> [WRITTEN INSTRUCTION] Find the lines that include the string "document" and report how many there are. Give no other text.

[begin DATASET EXTRACT]

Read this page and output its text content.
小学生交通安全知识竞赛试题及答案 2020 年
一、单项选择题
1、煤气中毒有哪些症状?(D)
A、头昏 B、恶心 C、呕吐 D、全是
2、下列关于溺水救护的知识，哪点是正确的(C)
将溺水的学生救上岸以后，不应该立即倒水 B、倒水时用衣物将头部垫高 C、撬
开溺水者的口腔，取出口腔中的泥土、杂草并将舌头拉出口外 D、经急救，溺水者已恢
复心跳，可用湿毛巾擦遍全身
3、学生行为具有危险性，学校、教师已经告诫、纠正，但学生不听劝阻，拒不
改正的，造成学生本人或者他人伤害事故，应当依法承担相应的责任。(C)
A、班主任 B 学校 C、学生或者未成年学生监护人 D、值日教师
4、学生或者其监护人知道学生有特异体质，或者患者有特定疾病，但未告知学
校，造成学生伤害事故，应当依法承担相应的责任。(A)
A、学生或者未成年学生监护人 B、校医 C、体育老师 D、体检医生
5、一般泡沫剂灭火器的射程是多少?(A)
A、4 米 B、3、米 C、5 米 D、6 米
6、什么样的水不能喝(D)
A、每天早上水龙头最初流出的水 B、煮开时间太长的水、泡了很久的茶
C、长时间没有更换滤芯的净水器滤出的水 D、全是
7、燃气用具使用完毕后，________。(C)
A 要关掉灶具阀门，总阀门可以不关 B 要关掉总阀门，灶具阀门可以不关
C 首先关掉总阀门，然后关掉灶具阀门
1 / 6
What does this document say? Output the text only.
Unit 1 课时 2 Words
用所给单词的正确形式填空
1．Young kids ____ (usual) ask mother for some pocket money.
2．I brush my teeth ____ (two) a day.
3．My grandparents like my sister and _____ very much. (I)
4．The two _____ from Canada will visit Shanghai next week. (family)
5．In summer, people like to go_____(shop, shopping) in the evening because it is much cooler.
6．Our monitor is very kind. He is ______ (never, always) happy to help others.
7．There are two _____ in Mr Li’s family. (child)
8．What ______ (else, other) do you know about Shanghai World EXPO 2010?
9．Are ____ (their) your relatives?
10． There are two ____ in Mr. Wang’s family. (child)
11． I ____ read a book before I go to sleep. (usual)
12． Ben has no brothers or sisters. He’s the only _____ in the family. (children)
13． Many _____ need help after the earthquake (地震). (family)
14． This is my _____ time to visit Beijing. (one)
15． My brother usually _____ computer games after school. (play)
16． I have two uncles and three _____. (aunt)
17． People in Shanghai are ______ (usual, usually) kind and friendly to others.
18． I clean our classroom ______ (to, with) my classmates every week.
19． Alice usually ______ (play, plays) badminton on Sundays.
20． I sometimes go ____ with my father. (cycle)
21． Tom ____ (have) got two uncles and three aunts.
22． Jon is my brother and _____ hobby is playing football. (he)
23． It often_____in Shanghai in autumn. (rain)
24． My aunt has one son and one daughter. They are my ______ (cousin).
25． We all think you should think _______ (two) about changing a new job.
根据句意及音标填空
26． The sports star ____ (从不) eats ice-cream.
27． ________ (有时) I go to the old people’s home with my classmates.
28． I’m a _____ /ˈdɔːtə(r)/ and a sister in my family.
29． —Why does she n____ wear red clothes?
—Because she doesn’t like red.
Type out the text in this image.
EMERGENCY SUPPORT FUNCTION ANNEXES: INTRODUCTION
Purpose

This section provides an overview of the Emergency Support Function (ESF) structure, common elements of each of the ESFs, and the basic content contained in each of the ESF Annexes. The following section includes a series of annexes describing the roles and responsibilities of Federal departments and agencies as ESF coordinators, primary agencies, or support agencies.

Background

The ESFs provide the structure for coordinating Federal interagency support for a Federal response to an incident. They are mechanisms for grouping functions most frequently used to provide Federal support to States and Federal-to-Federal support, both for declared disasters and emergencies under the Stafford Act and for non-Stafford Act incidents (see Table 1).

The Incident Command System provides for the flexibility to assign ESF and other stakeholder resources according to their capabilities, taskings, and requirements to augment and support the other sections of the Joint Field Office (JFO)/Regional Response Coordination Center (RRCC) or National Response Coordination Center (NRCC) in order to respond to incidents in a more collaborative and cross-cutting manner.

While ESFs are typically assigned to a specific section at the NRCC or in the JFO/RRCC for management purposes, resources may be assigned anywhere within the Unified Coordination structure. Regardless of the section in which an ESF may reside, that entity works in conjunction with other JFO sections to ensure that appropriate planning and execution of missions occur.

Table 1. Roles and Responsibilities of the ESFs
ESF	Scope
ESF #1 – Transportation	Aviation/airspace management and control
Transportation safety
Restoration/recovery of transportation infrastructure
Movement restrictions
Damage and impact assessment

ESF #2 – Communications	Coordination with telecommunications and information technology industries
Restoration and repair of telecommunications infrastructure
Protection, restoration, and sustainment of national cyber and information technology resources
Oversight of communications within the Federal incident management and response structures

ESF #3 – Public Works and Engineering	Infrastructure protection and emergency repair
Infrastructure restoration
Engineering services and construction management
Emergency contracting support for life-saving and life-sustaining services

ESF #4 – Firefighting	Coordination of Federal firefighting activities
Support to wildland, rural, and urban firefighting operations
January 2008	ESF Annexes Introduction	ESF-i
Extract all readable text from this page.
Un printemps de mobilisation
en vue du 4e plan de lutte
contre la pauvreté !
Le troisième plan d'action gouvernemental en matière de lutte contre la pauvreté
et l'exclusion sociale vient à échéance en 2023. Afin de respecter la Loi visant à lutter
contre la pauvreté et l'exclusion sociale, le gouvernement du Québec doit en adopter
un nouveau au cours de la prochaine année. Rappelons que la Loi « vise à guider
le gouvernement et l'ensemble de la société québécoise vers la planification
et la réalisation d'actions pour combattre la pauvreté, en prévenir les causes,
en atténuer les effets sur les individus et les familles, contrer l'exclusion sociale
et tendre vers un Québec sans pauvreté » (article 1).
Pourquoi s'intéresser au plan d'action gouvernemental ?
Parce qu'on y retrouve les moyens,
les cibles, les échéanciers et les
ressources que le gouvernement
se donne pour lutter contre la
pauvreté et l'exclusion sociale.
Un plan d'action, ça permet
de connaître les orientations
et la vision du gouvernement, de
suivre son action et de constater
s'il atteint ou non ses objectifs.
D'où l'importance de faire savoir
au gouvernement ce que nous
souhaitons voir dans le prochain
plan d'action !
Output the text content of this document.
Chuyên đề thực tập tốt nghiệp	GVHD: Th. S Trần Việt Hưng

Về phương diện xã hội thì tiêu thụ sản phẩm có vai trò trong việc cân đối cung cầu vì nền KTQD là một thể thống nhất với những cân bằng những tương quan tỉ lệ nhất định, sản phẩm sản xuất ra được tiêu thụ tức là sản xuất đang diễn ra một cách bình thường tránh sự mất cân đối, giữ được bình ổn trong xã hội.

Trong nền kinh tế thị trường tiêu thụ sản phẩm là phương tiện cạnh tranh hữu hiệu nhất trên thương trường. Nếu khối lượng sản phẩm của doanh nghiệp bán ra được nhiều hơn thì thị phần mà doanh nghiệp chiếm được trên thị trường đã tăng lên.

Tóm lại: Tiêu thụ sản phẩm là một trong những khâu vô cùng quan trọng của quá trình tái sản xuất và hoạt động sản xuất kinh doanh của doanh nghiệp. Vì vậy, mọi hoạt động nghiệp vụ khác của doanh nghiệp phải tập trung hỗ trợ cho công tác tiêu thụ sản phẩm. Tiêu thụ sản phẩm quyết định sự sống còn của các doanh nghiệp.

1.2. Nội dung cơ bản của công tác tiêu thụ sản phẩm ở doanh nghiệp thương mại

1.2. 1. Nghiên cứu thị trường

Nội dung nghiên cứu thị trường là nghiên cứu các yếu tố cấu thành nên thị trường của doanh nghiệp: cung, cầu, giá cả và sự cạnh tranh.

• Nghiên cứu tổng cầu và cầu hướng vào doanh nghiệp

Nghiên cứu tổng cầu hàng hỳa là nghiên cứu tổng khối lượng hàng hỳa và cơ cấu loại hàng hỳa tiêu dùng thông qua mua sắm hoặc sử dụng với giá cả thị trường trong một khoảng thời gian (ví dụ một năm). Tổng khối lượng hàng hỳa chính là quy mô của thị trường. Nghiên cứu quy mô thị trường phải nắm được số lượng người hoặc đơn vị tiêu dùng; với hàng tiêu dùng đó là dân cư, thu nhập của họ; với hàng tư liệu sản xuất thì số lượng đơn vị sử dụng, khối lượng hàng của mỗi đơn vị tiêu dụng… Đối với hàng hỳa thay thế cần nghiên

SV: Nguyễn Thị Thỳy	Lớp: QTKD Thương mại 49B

[end DATASET EXTRACT]

> [WRITTEN RESPONSE] 2